▸ Activities:
a - According to the article on patients preferring lifestyle change to pills, what happened to the number of people taking hormone replacement therapy after the study on its risks?
b - Pick up the article on patients preferring lifestyle change to pills after its final sentence and carry it on.

▸ Provided passage:

• • • • • • •

Sarah Boseley 

Patients prefer a change of lifestyle to a lifetime of pills

Many people will not take medicines unless absolutely necessary, and would rather change lifestyle than swallow pills, according to a study published today.
  
  


Many people will not take medicines unless absolutely necessary, and would rather change lifestyle than swallow pills, according to a study published today.

It appears in a themed issue of the British Medical Journal that focuses on change in the consulting room climate. Where doctors once expected compliance - assuming the patient would accept prof essional authority and take the drugs prescribed, they are being asked to work towards concordance, whereby a patient discusses and agrees treatment options.

A second paper suggests patients are better informed and act on information from outside the consulting room; the numbers taking hormone replacement therapy (HRT) dropped by more than half after a study showing it did not cut rates of breast cancer, heart disease and stroke, but slightly increased them.

Most studies look at patients taking medicines, and so leave out those who decline treatment, say researchers from a central Liverpool primary care trust. They asked a group of lay people, GPs and practice nurses about their attitudes to lipid and blood-pressure lowering drugs that GPs are urged to prescribe more widely to reduce risk of heart attacks.

"Dislike of drug-taking was common, and many preferred lifestyle change to an imperfect treatment," write Ewan Wilkinson, a consultant in public health, and colleagues.

• • • • • • •

▸ Dataset entries:
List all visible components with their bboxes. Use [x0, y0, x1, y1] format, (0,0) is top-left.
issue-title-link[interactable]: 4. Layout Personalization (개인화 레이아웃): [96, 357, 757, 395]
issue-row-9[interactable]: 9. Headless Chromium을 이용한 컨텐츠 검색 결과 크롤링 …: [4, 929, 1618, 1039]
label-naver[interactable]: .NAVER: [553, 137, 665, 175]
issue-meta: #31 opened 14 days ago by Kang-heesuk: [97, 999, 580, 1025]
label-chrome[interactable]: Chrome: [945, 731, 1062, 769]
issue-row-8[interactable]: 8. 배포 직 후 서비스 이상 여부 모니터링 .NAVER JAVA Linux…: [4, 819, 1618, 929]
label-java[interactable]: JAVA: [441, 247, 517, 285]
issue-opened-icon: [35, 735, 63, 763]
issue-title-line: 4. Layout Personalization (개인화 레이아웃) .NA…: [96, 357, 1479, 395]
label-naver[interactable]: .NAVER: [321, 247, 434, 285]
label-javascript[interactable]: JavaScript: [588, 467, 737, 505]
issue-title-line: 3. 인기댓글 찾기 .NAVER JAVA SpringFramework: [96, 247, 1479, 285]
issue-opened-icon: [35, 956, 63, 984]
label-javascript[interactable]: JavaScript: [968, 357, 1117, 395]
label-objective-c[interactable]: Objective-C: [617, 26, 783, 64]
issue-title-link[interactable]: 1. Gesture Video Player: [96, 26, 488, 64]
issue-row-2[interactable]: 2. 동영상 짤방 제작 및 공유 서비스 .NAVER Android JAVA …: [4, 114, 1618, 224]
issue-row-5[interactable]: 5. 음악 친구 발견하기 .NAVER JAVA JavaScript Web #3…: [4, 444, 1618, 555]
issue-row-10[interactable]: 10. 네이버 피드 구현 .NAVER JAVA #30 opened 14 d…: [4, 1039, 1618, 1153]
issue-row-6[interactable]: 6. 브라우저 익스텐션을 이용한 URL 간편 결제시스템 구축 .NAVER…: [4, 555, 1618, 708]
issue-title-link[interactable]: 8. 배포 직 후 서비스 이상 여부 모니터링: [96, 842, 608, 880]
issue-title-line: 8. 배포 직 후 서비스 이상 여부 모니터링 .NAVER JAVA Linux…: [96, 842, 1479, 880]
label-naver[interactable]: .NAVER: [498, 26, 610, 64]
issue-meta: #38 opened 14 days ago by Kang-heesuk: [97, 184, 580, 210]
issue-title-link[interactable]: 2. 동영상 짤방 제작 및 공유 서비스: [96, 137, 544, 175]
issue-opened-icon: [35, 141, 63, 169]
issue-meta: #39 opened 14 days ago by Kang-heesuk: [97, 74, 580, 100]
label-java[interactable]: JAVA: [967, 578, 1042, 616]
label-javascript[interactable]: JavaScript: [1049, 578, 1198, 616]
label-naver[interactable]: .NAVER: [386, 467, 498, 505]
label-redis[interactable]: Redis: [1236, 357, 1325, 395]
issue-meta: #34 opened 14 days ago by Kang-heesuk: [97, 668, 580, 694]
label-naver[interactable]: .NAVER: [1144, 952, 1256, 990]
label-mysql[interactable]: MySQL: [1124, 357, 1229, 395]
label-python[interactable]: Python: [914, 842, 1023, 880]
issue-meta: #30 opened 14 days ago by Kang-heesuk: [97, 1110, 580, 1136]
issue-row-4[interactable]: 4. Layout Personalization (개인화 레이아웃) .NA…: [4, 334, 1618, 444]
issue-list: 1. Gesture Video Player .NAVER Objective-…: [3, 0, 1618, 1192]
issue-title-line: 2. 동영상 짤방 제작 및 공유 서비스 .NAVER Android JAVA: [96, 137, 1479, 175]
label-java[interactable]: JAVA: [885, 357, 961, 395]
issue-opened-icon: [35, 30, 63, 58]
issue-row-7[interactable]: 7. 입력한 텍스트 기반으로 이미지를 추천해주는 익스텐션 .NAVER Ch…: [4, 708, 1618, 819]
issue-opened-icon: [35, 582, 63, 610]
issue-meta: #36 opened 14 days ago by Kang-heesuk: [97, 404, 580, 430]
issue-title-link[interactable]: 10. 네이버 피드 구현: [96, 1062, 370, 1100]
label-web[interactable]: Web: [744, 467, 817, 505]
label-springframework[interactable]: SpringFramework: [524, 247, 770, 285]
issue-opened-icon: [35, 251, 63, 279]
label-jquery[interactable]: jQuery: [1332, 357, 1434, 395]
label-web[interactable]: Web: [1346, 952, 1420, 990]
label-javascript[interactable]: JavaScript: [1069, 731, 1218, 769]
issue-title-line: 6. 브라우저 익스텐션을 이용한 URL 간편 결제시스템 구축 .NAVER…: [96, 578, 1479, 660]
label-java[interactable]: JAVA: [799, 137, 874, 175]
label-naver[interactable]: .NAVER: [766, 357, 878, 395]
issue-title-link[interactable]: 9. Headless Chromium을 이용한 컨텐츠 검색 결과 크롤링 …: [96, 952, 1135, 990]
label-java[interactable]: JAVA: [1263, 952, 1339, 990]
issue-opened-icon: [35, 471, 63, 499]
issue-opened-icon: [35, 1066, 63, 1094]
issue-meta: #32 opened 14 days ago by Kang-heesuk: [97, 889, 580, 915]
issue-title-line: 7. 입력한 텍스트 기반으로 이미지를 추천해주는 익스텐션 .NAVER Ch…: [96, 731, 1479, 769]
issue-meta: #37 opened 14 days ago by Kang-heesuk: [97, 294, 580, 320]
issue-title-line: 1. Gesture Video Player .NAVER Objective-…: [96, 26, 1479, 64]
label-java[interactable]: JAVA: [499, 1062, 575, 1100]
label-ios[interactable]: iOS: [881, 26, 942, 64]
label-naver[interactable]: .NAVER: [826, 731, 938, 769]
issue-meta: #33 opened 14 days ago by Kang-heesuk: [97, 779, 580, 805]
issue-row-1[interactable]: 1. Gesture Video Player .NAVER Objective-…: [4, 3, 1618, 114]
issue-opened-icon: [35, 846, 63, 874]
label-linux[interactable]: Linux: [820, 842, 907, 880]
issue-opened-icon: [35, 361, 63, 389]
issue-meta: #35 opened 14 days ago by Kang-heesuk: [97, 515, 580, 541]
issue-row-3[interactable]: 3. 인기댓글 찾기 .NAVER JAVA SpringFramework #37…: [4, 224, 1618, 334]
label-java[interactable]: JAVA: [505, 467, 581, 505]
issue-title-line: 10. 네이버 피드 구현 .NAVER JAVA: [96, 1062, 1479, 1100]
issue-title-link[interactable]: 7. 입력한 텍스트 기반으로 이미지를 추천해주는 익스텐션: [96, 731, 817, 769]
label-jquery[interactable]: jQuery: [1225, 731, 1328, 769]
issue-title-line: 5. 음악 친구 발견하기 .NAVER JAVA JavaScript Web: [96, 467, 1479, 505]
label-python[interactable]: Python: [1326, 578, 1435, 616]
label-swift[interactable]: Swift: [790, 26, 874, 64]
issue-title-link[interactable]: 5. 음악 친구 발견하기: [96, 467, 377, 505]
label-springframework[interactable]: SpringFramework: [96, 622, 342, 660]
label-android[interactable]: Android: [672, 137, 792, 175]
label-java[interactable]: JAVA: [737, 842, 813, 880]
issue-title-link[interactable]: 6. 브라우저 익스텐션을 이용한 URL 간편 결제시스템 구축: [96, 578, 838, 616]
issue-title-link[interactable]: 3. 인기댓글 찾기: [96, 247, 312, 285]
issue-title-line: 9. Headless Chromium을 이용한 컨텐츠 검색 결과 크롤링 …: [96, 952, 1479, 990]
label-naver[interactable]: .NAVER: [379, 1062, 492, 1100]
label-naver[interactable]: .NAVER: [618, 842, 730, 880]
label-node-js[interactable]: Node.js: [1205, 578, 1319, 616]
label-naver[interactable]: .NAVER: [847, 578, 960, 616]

• • • • • • •

▸ Your responses:
a - It dropped by more than half.

b -
Widely differing views were found among potential patients on the minimum benefit they wanted from a drug to justify taking it regularly. A third of lay people wanted a perfect drug, one that either had no side-effects or would definitely prevent a heart attack. Many preferred a lifestyle change, such as a different diet or more exercise, to medication.

"There is a danger that increased pressure on GPs to prescribe some drugs may distort practice and marginalise patients' preferences," say the authors. "We believe guide lines should reflect the importance of true dialogue between clinicians and patients before embarking on lifelong preventative treatment."

The study published in 2002, which found HRT was unsuitable for prevention of chronic diseases, appears to have had a big impact, say researchers in New Zealand. Of 776 women on HRT before the study, 58% stopped taking it. Some restarted, 18% of the total, but 40% did not.